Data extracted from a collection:

-- start --

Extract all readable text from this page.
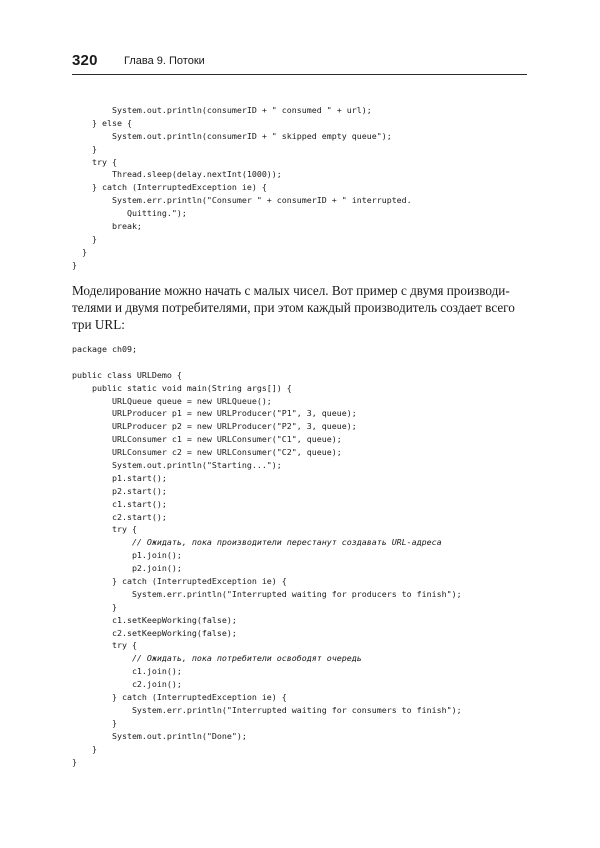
320 Глава 9. Потоки
System.out.println(consumerID + " consumed " + url);
} else {
System.out.println(consumerID + " skipped empty queue");
}
try {
Thread.sleep(delay.nextInt(1000));
} catch (InterruptedException ie) {
System.err.println("Consumer " + consumerID + " interrupted.
Quitting.");
break;
}
}
}
Моделирование можно начать с малых чисел. Вот пример с двумя производи-
телями и двумя потребителями, при этом каждый производитель создает всего
три URL:
package ch09;
public class URLDemo {
public static void main(String args[]) {
URLQueue queue = new URLQueue();
URLProducer p1 = new URLProducer("P1", 3, queue);
URLProducer p2 = new URLProducer("P2", 3, queue);
URLConsumer c1 = new URLConsumer("C1", queue);
URLConsumer c2 = new URLConsumer("C2", queue);
System.out.println("Starting...");
p1.start();
p2.start();
c1.start();
c2.start();
try {
// Ожидать, пока производители перестанут создавать URL-адреса
p1.join();
p2.join();
} catch (InterruptedException ie) {
System.err.println("Interrupted waiting for producers to finish");
}
c1.setKeepWorking(false);
c2.setKeepWorking(false);
try {
// Ожидать, пока потребители освободят очередь
c1.join();
c2.join();
} catch (InterruptedException ie) {
System.err.println("Interrupted waiting for consumers to finish");
}
System.out.println("Done");
}
}
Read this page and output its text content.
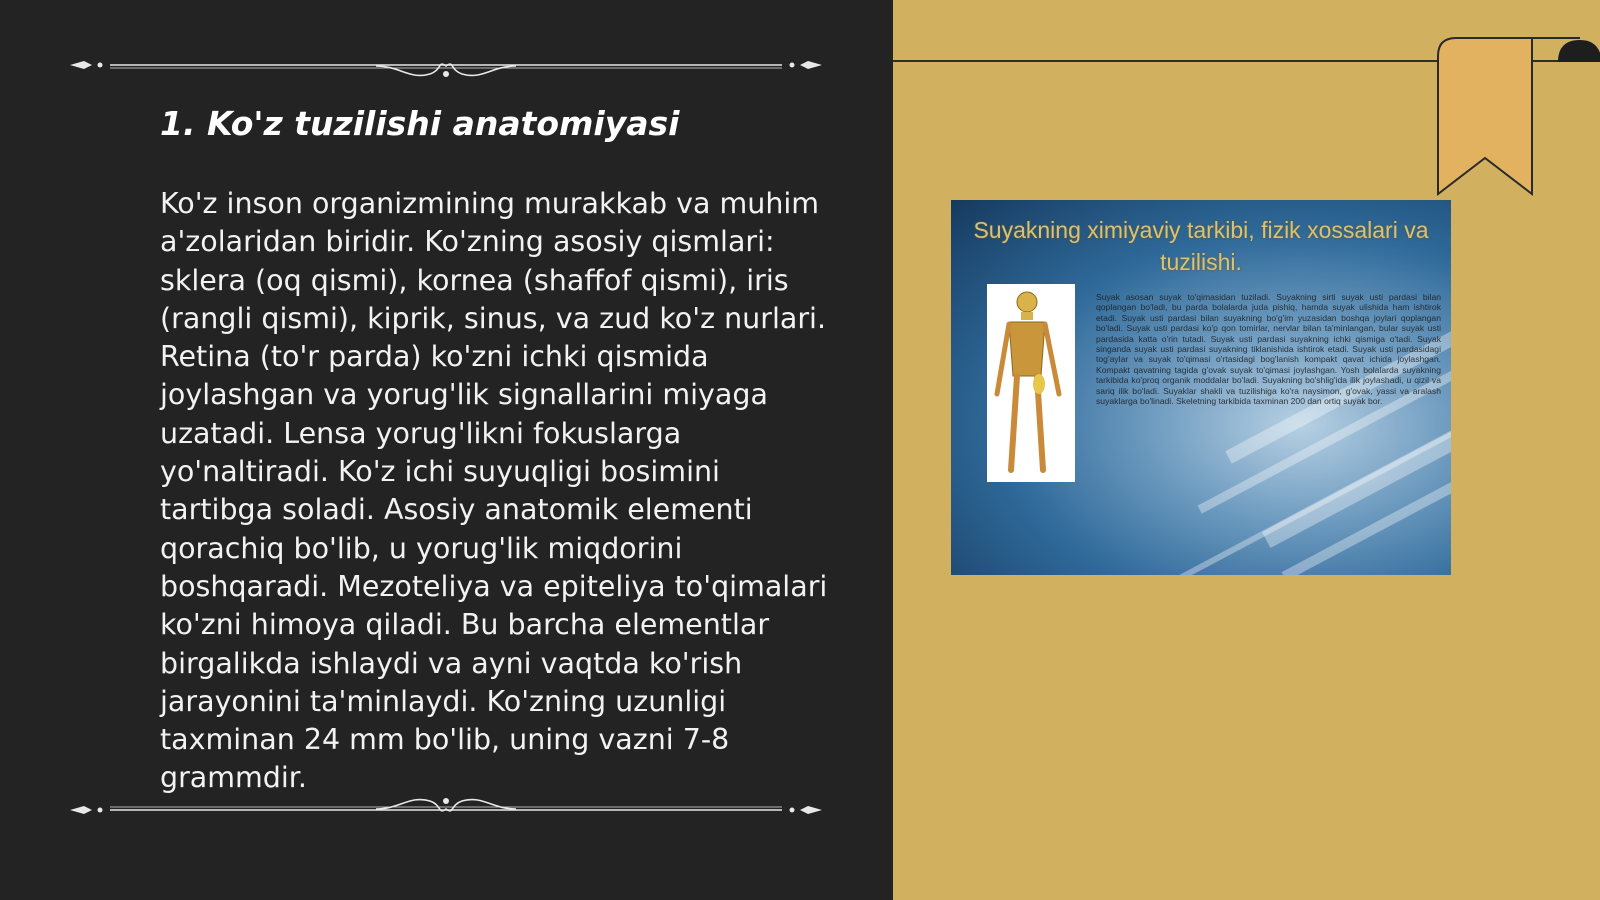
1. Ko'z tuzilishi anatomiyasi

Ko'z inson organizmining murakkab va muhim a'zolaridan biridir. Ko'zning asosiy qismlari: sklera (oq qismi), kornea (shaffof qismi), iris (rangli qismi), kiprik, sinus, va zud ko'z nurlari. Retina (to'r parda) ko'zni ichki qismida joylashgan va yorug'lik signallarini miyaga uzatadi. Lensa yorug'likni fokuslarga yo'naltiradi. Ko'z ichi suyuqligi bosimini tartibga soladi. Asosiy anatomik elementi qorachiq bo'lib, u yorug'lik miqdorini boshqaradi. Mezoteliya va epiteliya to'qimalari ko'zni himoya qiladi. Bu barcha elementlar birgalikda ishlaydi va ayni vaqtda ko'rish jarayonini ta'minlaydi. Ko'zning uzunligi taxminan 24 mm bo'lib, uning vazni 7-8 grammdir.

Suyakning ximiyaviy tarkibi, fizik xossalari va tuzilishi.
Suyak asosan suyak to'qimasidan tuziladi. Suyakning sirti suyak usti pardasi bilan qoplangan bo'ladi, bu parda bolalarda juda pishiq, hamda suyak ulishida ham ishtirok etadi. Suyak usti pardasi bilan suyakning bo'g'im yuzasidan boshqa joylari qoplangan bo'ladi. Suyak usti pardasi ko'p qon tomirlar, nervlar bilan ta'minlangan, bular suyak usti pardasida katta o'rin tutadi. Suyak usti pardasi suyakning ichki qismiga o'tadi. Suyak singanda suyak usti pardasi suyakning tiklanishida ishtirok etadi. Suyak usti pardasidagi tog'aylar va suyak to'qimasi o'rtasidagi bog'lanish kompakt qavat ichida joylashgan. Kompakt qavatning tagida g'ovak suyak to'qimasi joylashgan. Yosh bolalarda suyakning tarkibida ko'proq organik moddalar bo'ladi. Suyakning bo'shlig'ida ilik joylashadi, u qizil va sariq ilik bo'ladi. Suyaklar shakli va tuzilishiga ko'ra naysimon, g'ovak, yassi va aralash suyaklarga bo'linadi. Skeletning tarkibida taxminan 200 dan ortiq suyak bor.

-- end --

* [EXERCISE DETAILS]
Leave out the pictures and print each record exactly as it stands.

* [RESPONSE FOR THIS EXERCISE]
Extract all readable text from this page.
320 Глава 9. Потоки
System.out.println(consumerID + " consumed " + url);
} else {
System.out.println(consumerID + " skipped empty queue");
}
try {
Thread.sleep(delay.nextInt(1000));
} catch (InterruptedException ie) {
System.err.println("Consumer " + consumerID + " interrupted.
Quitting.");
break;
}
}
}
Моделирование можно начать с малых чисел. Вот пример с двумя производи-
телями и двумя потребителями, при этом каждый производитель создает всего
три URL:
package ch09;
public class URLDemo {
public static void main(String args[]) {
URLQueue queue = new URLQueue();
URLProducer p1 = new URLProducer("P1", 3, queue);
URLProducer p2 = new URLProducer("P2", 3, queue);
URLConsumer c1 = new URLConsumer("C1", queue);
URLConsumer c2 = new URLConsumer("C2", queue);
System.out.println("Starting...");
p1.start();
p2.start();
c1.start();
c2.start();
try {
// Ожидать, пока производители перестанут создавать URL-адреса
p1.join();
p2.join();
} catch (InterruptedException ie) {
System.err.println("Interrupted waiting for producers to finish");
}
c1.setKeepWorking(false);
c2.setKeepWorking(false);
try {
// Ожидать, пока потребители освободят очередь
c1.join();
c2.join();
} catch (InterruptedException ie) {
System.err.println("Interrupted waiting for consumers to finish");
}
System.out.println("Done");
}
}
Read this page and output its text content.
1. Ko'z tuzilishi anatomiyasi

Ko'z inson organizmining murakkab va muhim a'zolaridan biridir. Ko'zning asosiy qismlari: sklera (oq qismi), kornea (shaffof qismi), iris (rangli qismi), kiprik, sinus, va zud ko'z nurlari. Retina (to'r parda) ko'zni ichki qismida joylashgan va yorug'lik signallarini miyaga uzatadi. Lensa yorug'likni fokuslarga yo'naltiradi. Ko'z ichi suyuqligi bosimini tartibga soladi. Asosiy anatomik elementi qorachiq bo'lib, u yorug'lik miqdorini boshqaradi. Mezoteliya va epiteliya to'qimalari ko'zni himoya qiladi. Bu barcha elementlar birgalikda ishlaydi va ayni vaqtda ko'rish jarayonini ta'minlaydi. Ko'zning uzunligi taxminan 24 mm bo'lib, uning vazni 7-8 grammdir.

Suyakning ximiyaviy tarkibi, fizik xossalari va tuzilishi.
Suyak asosan suyak to'qimasidan tuziladi. Suyakning sirti suyak usti pardasi bilan qoplangan bo'ladi, bu parda bolalarda juda pishiq, hamda suyak ulishida ham ishtirok etadi. Suyak usti pardasi bilan suyakning bo'g'im yuzasidan boshqa joylari qoplangan bo'ladi. Suyak usti pardasi ko'p qon tomirlar, nervlar bilan ta'minlangan, bular suyak usti pardasida katta o'rin tutadi. Suyak usti pardasi suyakning ichki qismiga o'tadi. Suyak singanda suyak usti pardasi suyakning tiklanishida ishtirok etadi. Suyak usti pardasidagi tog'aylar va suyak to'qimasi o'rtasidagi bog'lanish kompakt qavat ichida joylashgan. Kompakt qavatning tagida g'ovak suyak to'qimasi joylashgan. Yosh bolalarda suyakning tarkibida ko'proq organik moddalar bo'ladi. Suyakning bo'shlig'ida ilik joylashadi, u qizil va sariq ilik bo'ladi. Suyaklar shakli va tuzilishiga ko'ra naysimon, g'ovak, yassi va aralash suyaklarga bo'linadi. Skeletning tarkibida taxminan 200 dan ortiq suyak bor.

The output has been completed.